** BEGIN **

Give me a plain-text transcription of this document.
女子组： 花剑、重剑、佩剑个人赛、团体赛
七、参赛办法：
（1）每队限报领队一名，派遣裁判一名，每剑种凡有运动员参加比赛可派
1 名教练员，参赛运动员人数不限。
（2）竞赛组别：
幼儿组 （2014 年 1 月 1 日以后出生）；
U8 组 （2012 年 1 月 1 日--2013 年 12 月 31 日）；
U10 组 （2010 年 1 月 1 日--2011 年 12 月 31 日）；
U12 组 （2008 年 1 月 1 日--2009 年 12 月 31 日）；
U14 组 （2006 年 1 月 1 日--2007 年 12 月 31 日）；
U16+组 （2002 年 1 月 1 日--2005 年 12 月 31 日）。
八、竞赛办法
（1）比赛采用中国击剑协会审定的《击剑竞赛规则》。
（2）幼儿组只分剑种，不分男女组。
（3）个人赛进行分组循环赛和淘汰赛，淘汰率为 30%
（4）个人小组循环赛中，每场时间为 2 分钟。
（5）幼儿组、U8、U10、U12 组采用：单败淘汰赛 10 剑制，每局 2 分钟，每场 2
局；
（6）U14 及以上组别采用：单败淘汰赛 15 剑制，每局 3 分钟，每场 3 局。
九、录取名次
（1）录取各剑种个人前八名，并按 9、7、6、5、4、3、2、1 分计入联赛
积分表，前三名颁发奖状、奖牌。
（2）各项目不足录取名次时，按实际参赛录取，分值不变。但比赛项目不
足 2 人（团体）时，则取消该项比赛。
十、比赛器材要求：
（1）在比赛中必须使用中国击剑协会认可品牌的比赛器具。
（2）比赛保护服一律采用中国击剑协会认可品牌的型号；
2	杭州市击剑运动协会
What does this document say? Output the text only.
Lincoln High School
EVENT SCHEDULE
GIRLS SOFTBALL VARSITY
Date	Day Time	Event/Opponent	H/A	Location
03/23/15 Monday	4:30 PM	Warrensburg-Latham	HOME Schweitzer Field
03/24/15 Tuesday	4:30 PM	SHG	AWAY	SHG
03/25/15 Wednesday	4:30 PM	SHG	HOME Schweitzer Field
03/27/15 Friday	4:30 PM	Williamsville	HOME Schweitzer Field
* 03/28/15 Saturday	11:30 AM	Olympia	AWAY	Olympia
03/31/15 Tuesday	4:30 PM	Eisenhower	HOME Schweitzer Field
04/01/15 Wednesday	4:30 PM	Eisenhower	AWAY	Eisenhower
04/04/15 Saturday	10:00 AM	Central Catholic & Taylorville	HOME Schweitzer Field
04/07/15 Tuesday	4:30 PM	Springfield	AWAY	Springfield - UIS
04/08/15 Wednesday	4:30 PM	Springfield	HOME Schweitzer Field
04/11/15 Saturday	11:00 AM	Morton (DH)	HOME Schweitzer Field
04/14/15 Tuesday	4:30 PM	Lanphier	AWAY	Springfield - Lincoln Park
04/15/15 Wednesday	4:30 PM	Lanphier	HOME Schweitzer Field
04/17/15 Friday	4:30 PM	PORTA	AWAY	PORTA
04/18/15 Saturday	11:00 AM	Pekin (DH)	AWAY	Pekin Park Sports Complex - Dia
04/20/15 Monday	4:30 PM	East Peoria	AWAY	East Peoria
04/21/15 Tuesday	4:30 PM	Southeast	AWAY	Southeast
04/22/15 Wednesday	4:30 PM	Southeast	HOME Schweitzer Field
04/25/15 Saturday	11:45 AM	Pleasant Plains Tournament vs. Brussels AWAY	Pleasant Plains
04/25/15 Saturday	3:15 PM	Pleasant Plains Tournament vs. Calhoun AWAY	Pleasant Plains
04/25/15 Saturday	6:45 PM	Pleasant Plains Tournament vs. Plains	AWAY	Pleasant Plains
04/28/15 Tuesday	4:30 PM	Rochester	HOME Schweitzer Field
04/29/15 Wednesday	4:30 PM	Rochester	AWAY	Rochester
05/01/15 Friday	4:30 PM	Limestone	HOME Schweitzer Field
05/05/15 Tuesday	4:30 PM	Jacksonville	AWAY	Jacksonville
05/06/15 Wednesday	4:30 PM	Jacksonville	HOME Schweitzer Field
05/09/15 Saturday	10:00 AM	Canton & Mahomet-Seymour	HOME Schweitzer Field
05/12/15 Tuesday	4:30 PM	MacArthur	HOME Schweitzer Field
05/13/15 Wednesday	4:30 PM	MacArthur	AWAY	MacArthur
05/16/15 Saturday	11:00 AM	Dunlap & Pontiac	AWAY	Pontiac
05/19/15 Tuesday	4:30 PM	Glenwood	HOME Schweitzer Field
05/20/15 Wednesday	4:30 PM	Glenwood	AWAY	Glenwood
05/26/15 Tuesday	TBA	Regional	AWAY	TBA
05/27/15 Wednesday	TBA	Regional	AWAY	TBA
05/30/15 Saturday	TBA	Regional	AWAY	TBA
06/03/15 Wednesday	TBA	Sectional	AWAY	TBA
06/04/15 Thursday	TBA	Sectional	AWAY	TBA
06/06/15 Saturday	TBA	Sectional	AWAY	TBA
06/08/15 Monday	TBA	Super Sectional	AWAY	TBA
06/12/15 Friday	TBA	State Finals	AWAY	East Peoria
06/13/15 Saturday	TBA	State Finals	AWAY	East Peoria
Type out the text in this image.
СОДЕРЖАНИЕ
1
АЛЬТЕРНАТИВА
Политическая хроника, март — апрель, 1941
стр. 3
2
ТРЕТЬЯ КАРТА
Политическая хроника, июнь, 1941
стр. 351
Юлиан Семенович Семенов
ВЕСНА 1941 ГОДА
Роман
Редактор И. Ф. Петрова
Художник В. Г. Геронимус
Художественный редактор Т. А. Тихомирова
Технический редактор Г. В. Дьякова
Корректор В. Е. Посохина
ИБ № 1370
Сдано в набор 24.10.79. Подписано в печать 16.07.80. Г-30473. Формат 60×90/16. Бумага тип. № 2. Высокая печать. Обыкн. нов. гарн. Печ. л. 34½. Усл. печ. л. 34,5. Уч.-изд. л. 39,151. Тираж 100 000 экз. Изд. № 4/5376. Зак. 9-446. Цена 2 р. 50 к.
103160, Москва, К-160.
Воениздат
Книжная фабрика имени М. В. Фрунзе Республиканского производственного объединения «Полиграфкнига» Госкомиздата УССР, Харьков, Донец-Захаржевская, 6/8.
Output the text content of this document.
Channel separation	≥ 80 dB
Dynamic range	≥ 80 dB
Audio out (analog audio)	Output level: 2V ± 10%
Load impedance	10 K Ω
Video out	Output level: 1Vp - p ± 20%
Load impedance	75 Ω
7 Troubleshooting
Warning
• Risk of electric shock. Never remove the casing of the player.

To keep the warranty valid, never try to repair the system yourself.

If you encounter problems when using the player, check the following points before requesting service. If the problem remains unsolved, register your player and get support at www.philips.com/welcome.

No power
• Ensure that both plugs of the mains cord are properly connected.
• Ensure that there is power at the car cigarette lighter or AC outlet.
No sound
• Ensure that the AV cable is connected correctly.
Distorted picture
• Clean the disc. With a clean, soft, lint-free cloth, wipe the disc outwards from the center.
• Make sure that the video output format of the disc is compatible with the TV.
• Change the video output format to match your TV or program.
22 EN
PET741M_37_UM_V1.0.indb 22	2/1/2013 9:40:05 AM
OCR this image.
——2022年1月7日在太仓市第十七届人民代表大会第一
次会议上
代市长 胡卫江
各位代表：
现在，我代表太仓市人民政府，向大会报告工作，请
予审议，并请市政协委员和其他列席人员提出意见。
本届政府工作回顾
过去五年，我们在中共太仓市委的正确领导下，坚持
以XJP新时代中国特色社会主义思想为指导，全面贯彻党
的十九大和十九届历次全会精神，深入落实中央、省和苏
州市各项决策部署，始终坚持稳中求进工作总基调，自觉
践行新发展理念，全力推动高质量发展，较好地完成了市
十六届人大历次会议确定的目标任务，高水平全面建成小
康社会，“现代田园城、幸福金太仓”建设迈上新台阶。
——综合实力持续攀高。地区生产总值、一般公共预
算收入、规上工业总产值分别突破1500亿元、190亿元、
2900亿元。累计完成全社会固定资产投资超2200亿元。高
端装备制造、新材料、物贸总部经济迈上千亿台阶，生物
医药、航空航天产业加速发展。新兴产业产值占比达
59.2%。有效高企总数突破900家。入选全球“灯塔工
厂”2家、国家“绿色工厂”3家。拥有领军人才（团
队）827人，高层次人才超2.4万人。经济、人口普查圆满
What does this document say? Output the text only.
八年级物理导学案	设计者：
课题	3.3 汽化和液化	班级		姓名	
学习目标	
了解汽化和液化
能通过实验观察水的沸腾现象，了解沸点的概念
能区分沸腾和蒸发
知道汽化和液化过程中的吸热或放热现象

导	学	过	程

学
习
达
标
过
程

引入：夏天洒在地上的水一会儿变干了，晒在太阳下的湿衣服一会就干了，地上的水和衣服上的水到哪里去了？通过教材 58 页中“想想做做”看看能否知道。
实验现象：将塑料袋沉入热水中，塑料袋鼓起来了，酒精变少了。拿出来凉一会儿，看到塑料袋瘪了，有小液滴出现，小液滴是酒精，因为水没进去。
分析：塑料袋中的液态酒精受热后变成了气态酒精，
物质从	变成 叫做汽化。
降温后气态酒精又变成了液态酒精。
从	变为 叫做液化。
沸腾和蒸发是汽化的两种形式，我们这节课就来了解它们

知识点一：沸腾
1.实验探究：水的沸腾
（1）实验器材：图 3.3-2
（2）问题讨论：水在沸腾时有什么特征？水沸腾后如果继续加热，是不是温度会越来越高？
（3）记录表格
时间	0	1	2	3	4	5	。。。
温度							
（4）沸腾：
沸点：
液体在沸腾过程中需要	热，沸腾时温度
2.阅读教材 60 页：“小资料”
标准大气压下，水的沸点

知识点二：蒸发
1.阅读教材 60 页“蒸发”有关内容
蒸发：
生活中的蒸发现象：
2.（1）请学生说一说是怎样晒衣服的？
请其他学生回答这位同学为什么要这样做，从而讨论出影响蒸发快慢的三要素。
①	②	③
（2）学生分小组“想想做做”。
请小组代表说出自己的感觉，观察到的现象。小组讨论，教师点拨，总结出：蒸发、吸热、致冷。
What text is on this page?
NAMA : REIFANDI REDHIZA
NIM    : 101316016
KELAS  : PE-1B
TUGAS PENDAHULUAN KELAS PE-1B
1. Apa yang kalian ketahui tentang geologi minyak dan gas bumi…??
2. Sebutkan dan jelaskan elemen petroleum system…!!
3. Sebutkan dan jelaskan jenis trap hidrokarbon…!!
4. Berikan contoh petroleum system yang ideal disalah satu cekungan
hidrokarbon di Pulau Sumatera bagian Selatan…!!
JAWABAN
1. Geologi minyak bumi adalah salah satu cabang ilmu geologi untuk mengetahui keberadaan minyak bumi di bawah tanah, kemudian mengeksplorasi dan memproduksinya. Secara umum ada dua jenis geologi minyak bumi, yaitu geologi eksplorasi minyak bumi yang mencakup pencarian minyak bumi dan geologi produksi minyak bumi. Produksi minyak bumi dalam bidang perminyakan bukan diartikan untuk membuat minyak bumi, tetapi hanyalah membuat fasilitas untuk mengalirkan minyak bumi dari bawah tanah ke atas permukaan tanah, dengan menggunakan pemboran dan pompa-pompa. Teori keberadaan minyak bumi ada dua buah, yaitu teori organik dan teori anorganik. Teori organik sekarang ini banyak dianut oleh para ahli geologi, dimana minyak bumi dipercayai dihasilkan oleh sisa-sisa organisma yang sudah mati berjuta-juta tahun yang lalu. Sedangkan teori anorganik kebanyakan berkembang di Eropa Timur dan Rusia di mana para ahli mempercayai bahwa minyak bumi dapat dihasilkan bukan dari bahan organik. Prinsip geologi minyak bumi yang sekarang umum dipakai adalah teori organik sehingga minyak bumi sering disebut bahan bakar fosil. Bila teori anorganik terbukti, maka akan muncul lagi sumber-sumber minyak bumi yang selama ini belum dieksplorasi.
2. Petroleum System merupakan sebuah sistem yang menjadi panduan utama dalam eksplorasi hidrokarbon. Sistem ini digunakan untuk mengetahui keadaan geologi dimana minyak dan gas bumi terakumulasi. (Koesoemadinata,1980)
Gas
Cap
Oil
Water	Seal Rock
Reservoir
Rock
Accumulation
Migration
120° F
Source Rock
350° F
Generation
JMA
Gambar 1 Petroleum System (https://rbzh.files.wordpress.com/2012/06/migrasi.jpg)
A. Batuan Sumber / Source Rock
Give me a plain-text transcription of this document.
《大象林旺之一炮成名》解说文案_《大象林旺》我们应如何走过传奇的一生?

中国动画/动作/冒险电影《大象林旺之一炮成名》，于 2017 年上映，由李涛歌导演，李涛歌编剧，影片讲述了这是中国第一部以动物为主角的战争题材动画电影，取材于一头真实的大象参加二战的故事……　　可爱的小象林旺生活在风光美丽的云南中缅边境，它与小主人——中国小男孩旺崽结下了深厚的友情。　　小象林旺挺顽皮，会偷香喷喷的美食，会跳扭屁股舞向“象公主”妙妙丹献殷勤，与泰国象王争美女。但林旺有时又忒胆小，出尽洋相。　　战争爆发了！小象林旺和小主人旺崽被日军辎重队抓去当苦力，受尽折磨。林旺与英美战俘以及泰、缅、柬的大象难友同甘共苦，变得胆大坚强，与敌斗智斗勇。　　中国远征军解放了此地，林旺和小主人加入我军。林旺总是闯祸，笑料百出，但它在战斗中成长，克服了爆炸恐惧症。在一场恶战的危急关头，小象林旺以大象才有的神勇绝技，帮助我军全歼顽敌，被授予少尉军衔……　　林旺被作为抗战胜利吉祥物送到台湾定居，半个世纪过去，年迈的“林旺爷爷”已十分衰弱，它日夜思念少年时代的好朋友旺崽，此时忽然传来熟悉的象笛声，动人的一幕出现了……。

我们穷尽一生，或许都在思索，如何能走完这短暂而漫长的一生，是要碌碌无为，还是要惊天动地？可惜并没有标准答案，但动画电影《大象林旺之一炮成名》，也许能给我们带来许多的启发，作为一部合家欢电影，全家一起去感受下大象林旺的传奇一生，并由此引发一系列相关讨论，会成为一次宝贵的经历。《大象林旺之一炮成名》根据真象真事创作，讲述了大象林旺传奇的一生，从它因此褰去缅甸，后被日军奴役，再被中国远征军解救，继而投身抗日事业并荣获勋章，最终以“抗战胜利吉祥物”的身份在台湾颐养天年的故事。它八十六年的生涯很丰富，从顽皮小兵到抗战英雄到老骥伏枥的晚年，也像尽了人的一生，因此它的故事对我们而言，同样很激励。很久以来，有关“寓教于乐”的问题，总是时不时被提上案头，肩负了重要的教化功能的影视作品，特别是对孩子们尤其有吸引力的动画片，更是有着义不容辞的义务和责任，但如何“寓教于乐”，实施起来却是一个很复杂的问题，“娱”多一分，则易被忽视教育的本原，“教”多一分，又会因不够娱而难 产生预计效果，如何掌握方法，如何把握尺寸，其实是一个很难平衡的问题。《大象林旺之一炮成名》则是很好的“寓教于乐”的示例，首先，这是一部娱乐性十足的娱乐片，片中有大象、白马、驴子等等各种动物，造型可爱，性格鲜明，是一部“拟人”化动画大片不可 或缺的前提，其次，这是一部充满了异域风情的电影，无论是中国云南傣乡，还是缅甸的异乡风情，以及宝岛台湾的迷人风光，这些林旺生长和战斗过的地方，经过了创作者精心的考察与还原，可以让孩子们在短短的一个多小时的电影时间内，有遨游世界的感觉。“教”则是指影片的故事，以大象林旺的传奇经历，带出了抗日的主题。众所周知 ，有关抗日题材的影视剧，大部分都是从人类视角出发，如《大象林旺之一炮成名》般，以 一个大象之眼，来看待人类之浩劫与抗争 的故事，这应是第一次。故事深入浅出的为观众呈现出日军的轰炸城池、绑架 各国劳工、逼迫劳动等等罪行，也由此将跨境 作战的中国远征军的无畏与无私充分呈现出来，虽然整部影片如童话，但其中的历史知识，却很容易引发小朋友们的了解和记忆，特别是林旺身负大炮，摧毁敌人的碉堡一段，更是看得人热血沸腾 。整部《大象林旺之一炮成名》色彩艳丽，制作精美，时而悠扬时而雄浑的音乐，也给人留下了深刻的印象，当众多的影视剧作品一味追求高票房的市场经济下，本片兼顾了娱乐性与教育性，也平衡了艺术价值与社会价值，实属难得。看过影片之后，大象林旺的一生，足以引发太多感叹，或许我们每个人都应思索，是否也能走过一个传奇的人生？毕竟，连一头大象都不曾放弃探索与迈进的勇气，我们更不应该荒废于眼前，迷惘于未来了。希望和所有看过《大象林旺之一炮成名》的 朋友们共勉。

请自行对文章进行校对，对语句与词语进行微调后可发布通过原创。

** END **

_Brief_: Copy each line of the preceding data that contains the string "disc".

_Response for this exercise_:
• Clean the disc. With a clean, soft, lint-free cloth, wipe the disc outwards from the center.
• Make sure that the video output format of the disc is compatible with the TV.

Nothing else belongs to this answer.